> [EXERCISE OBJECTIVE]:
Gather from the listing below each line that includes the word "data", and copy it.

> [INPUT ROWS]:
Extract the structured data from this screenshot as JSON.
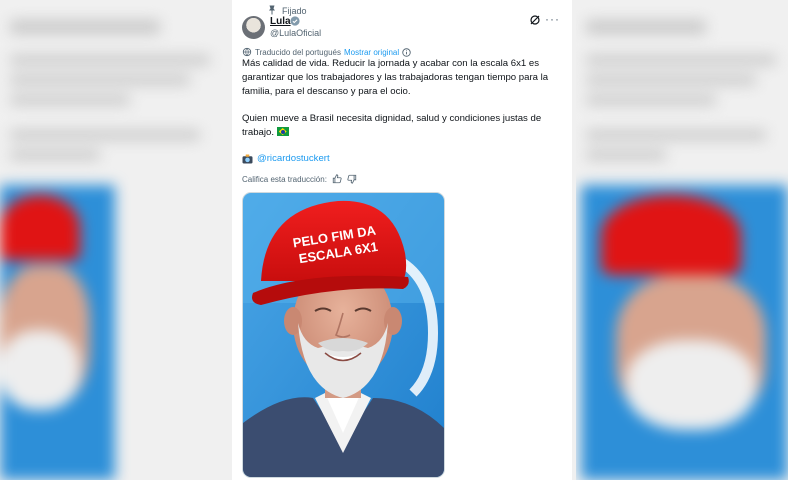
---
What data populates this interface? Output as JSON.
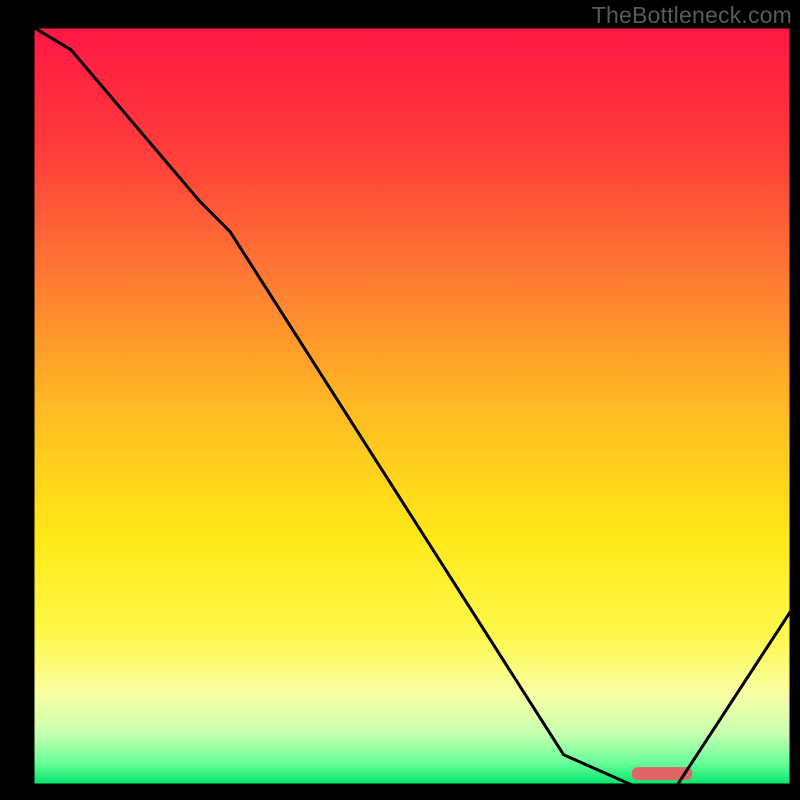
==
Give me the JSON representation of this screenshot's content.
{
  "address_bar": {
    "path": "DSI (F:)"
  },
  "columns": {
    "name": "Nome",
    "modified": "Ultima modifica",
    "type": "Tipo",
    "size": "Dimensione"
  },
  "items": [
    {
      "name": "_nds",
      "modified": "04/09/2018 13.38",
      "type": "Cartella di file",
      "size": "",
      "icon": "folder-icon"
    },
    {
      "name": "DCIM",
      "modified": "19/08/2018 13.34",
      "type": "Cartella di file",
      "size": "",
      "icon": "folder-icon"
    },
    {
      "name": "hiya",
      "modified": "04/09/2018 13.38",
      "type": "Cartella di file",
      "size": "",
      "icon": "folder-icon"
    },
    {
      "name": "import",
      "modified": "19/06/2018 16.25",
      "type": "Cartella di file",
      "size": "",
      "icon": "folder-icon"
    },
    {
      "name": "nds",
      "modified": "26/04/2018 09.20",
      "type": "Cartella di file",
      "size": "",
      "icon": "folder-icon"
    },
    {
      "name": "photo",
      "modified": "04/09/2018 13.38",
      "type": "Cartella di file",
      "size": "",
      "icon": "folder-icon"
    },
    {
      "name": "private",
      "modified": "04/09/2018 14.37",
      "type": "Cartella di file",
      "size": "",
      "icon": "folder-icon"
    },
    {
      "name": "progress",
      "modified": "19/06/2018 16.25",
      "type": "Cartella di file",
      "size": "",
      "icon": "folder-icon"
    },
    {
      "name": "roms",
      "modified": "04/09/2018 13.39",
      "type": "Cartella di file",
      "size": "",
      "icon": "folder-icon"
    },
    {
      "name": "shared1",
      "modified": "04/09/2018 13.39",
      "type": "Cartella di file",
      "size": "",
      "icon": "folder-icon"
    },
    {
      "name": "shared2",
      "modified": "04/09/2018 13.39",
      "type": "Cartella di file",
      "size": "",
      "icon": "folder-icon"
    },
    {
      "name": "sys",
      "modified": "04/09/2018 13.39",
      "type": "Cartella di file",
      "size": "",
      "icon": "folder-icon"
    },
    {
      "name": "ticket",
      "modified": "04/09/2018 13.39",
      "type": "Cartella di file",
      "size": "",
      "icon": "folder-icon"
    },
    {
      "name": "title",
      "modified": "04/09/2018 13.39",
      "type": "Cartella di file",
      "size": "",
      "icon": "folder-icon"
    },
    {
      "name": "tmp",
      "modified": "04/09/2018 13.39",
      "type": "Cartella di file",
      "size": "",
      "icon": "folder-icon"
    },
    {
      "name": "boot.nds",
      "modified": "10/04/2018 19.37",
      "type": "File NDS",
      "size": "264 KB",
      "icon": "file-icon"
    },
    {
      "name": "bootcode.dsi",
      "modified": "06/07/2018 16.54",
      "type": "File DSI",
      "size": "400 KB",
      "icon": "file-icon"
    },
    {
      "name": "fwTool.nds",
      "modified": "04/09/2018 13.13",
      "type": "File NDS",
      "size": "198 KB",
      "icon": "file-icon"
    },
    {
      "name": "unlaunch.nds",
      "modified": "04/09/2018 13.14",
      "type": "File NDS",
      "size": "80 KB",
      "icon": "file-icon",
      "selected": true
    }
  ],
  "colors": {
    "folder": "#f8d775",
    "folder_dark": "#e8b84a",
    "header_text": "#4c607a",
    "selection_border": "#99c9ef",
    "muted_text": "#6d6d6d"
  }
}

> [WRITTEN SOLUTION]:
Extract the structured data from this screenshot as JSON.
What data populates this interface? Output as JSON.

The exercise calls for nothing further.